### Task goal
Read the records below. Copy each line where the string "this" occurs.

### Raw data
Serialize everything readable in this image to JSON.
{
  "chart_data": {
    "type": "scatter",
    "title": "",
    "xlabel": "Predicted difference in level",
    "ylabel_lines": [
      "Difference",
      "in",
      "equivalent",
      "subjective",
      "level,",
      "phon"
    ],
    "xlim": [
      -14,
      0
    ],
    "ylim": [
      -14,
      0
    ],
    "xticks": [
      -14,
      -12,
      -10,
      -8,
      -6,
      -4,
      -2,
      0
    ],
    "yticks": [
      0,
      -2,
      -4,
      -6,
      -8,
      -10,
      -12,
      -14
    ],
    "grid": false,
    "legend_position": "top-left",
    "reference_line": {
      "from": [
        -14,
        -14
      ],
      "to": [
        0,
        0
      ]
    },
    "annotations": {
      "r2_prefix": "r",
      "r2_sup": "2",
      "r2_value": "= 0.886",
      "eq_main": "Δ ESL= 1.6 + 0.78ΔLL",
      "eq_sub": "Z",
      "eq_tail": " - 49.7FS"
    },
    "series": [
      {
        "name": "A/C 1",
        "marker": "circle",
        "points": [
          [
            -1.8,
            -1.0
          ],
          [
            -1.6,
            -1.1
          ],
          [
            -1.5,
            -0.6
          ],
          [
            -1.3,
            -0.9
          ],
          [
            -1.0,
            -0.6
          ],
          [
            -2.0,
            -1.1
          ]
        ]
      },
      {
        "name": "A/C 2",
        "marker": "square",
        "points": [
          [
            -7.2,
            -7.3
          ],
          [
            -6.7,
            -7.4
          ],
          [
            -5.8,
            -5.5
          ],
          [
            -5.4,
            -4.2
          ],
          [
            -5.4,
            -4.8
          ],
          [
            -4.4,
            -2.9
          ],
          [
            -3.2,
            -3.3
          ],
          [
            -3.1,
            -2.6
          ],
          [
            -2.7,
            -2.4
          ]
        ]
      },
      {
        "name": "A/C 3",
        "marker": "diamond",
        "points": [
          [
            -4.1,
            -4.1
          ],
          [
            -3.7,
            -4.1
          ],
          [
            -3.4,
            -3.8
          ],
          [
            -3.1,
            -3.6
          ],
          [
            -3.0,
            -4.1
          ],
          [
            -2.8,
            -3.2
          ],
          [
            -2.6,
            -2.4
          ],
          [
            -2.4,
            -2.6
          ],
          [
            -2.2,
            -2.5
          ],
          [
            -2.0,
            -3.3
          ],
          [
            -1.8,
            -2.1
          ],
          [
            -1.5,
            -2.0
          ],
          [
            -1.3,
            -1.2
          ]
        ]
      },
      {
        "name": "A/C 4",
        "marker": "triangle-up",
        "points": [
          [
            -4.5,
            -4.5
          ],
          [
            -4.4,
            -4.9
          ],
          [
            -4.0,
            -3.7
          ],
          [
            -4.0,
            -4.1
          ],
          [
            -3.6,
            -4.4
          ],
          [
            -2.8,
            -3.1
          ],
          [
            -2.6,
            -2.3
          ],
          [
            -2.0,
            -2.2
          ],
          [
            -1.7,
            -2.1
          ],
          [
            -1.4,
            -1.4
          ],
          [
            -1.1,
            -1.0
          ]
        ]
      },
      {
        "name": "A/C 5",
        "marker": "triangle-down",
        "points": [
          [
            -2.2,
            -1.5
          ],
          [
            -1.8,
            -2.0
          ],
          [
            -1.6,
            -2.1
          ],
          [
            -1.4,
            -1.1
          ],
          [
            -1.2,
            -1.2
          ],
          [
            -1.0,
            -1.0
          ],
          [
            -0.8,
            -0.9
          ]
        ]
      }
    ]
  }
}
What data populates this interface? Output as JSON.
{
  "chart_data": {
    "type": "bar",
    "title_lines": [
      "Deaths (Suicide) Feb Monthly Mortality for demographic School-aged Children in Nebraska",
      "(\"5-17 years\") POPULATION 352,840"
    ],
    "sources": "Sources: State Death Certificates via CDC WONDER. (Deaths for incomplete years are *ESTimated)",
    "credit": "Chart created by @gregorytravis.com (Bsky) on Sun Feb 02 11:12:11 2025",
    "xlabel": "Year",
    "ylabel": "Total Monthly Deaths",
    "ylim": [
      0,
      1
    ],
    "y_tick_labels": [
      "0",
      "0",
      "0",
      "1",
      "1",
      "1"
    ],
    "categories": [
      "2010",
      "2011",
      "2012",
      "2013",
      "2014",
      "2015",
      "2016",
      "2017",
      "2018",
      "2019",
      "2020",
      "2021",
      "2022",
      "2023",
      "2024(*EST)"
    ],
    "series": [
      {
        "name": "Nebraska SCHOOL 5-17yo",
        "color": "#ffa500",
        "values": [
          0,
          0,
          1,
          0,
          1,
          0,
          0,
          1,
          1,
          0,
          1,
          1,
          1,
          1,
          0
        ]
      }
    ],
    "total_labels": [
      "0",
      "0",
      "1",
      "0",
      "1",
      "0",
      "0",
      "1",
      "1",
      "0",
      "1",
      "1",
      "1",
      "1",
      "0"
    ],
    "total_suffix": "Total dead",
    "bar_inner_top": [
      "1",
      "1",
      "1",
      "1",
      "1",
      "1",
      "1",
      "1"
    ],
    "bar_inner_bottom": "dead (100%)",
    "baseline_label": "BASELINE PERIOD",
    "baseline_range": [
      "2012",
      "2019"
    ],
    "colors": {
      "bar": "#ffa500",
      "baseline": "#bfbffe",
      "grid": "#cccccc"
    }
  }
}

==

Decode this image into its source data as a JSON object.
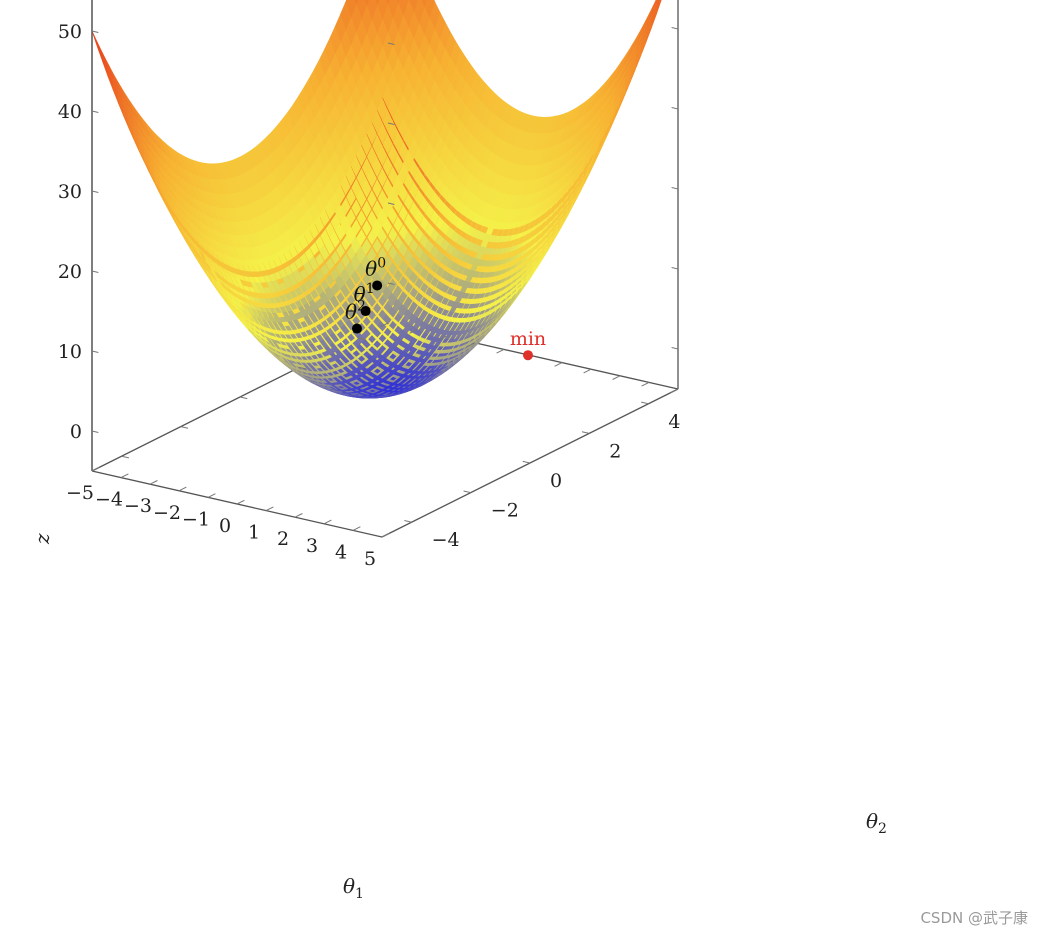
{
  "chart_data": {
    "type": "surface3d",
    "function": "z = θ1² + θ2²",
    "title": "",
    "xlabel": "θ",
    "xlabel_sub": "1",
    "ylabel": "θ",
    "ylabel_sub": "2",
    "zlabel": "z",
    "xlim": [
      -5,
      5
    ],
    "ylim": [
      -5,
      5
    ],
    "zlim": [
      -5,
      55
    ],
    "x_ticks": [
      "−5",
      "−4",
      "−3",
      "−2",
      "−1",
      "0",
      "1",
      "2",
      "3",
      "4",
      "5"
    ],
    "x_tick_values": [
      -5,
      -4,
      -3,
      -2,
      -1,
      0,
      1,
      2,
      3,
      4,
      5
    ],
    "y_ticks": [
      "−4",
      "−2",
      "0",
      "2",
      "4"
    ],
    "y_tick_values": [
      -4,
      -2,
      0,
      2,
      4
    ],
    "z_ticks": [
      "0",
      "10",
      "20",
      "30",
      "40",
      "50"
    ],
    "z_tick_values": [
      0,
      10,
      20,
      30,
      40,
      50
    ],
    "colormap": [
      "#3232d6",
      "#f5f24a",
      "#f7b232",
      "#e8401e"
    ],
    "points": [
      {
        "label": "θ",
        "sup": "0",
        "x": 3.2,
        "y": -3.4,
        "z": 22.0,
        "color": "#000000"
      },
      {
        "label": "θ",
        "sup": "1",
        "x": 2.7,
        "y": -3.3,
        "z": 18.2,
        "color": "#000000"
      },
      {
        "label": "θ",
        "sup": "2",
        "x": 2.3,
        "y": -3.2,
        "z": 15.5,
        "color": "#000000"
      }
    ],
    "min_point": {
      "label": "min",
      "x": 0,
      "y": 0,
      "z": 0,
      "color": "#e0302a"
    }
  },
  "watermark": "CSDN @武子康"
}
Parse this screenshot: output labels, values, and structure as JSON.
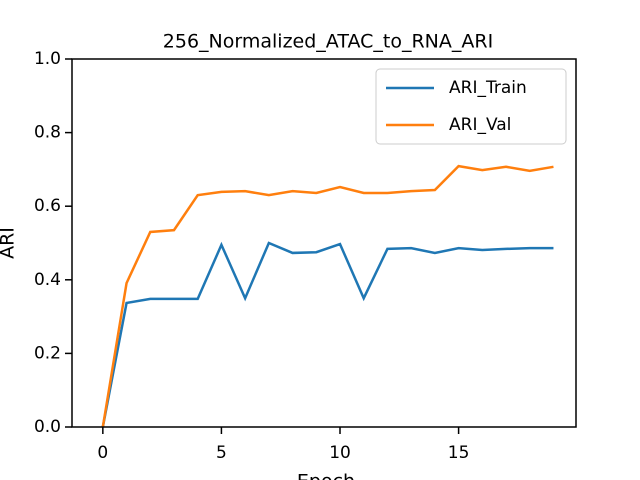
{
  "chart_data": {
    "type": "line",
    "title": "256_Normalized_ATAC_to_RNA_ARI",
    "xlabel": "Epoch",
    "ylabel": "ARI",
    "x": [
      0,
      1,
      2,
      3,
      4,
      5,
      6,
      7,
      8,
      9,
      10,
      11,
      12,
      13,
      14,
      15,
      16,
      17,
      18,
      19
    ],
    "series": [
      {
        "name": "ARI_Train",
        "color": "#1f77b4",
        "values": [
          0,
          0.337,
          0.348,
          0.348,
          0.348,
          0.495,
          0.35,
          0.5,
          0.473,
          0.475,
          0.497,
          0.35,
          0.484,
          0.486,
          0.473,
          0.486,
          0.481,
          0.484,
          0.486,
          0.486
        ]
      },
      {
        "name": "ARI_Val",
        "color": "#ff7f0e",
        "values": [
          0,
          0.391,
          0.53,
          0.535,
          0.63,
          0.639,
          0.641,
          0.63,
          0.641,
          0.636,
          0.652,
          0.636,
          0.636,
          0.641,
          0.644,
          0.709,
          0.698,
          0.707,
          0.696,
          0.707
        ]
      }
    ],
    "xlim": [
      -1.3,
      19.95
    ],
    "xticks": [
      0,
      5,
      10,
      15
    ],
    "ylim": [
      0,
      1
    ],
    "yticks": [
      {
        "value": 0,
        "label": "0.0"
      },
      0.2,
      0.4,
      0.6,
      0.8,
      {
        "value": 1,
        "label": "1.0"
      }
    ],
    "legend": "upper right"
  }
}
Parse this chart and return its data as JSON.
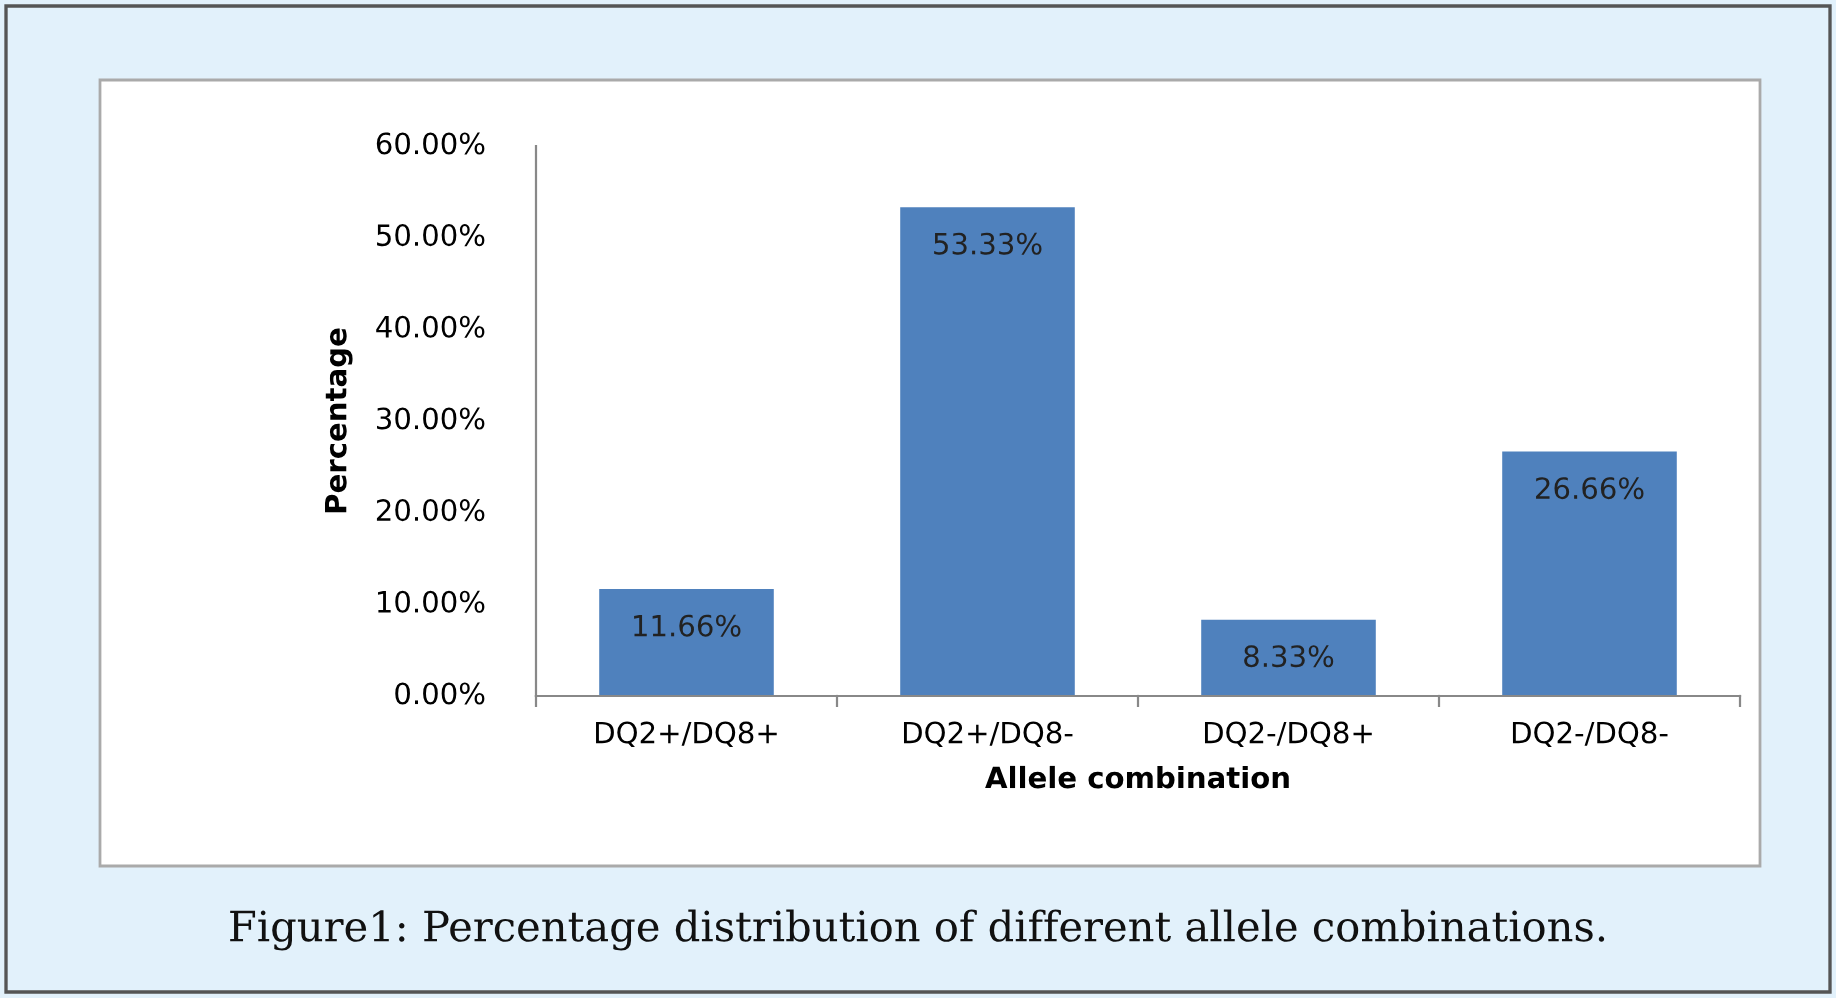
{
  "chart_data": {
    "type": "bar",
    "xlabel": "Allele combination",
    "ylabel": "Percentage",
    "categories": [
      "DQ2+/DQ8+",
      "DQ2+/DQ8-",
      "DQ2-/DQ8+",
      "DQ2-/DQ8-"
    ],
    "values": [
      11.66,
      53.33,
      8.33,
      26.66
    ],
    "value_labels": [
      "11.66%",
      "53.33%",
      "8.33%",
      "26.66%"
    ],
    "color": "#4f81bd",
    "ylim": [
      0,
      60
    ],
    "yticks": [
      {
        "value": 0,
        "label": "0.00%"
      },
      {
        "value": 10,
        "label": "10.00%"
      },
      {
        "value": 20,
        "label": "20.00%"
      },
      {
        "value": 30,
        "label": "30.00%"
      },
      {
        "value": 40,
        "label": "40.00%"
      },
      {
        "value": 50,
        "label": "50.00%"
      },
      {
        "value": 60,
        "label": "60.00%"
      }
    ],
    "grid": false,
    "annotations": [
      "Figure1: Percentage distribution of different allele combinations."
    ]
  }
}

### Finished task
Serialize everything readable in this image to JSON.
What data populates this interface? Output as JSON.
Decode this image into its source data as a JSON object.
Parse this screenshot: output labels, values, and structure as JSON.
Parse this chart and return its data as JSON.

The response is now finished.